GIVEN TEXT ::
:::
Does batches.filenames seems to return the whole list [whether 1k or 12k items] of all files in the target directory or is it only the one batch size at a time? I thought it was the former, and then batches get divvied up by next() before being passed to predictions.
any help would be appreciated.
Also, i’m training my model on the m4.instance and it’s been going for about 4 hours and it still isn’t done. As a reference, training models would be be faster on the on p2 instance?
def pred_batch():
import csv
# collect batches for analysis
batches = get_batches(data_path+'train', batch_size=64, shuffle=False)
# open csv to write to
with open('kaggle_catsdogs.csv', 'w') as csvfile:
# assign Kaggle column names
fieldnames = ['id', 'label']
# instaniate DictWriter to write to csv
writer = csv.DictWriter(csvfile, fieldnames=fieldnames)
# write colnum names to csv
writer.writeheader()
:::
Recorded data:
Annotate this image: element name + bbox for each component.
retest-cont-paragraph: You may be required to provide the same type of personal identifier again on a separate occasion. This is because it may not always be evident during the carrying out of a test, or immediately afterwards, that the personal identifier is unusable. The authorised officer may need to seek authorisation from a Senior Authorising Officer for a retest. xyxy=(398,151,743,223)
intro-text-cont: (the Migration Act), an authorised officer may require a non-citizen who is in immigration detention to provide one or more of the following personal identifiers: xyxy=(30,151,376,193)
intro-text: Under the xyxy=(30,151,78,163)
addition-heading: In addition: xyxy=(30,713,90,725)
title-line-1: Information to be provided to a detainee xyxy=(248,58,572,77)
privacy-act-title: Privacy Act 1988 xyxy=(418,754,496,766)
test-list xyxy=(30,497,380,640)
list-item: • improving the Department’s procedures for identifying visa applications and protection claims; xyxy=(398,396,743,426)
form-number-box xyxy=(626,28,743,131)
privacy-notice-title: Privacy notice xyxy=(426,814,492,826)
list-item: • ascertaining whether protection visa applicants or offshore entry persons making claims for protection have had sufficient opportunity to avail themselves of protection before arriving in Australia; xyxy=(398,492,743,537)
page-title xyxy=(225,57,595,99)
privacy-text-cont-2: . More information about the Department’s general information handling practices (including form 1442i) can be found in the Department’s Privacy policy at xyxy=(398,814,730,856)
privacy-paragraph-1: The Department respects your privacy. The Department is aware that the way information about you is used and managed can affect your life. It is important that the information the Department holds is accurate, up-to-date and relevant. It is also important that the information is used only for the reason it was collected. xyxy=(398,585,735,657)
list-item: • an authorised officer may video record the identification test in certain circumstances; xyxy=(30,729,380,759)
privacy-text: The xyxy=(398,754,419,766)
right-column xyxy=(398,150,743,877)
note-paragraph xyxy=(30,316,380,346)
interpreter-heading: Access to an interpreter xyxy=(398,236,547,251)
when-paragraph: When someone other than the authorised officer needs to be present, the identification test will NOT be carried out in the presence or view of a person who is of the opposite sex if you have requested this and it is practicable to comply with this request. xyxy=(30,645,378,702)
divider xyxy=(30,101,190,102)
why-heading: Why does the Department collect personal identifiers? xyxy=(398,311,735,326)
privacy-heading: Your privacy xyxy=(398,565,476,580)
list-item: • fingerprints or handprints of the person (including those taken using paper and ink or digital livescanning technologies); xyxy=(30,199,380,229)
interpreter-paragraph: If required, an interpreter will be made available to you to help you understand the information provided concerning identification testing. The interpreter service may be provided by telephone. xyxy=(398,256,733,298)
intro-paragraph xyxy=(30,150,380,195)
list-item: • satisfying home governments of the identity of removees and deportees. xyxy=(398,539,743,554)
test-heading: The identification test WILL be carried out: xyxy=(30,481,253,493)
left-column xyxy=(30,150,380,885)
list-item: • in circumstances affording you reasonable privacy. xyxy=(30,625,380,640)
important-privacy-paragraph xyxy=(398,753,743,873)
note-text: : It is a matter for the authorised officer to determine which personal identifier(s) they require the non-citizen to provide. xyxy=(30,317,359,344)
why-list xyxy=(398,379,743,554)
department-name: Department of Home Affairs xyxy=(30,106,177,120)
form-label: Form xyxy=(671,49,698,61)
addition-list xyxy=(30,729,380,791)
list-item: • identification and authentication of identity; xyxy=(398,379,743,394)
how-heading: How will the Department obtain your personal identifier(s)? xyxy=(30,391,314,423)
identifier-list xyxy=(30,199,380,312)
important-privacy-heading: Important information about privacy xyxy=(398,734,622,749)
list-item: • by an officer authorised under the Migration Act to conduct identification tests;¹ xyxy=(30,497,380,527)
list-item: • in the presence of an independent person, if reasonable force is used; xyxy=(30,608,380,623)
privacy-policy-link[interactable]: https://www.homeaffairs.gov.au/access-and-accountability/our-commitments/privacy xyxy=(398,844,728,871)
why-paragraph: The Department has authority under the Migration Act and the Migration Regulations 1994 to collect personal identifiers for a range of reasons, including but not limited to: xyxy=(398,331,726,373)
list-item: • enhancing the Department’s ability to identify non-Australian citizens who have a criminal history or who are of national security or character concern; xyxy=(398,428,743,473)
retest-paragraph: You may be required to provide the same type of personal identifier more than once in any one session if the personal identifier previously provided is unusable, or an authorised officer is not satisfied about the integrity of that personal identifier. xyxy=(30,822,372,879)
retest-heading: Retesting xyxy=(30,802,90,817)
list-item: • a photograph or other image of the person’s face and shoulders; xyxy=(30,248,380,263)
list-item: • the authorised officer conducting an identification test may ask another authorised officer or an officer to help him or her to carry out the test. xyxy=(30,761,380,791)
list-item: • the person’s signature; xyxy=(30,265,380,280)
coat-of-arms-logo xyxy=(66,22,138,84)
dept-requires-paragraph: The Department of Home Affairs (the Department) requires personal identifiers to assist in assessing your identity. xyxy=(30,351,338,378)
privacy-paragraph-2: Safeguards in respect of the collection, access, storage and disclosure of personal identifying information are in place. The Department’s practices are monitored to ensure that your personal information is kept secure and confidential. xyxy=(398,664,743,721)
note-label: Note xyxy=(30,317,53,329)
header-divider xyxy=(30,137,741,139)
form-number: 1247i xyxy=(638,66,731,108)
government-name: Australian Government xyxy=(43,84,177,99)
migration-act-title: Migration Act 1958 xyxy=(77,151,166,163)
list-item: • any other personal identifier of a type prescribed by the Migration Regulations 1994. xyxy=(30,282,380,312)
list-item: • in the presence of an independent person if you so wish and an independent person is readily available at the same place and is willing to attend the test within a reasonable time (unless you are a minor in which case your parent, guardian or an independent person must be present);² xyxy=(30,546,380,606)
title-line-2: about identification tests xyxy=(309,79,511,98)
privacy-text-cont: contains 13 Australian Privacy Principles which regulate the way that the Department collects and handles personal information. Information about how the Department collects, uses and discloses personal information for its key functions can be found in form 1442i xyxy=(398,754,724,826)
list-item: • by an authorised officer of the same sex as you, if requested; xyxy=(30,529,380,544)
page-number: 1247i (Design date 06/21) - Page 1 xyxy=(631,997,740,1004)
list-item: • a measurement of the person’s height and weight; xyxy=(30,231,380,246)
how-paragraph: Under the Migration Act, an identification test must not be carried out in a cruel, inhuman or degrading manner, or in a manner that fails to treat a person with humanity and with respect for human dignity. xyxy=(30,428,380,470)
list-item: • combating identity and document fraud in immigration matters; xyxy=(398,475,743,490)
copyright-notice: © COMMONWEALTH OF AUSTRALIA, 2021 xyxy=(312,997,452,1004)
:::
WHAT NEEDS TO BE DONE ::
In the forum post about batches.filenames, rewrite the part that opens with the words containing "Does batches.filenames seems" and closes with "passed to predictions.", changing "target directory" to "source directory".

SOLUTION TO THE PROBLEM ::
Does batches.filenames seems to return the whole list [whether 1k or 12k items] of all files in the source directory or is it only the one batch size at a time? I thought it was the former, and then batches get divvied up by next() before being passed to predictions.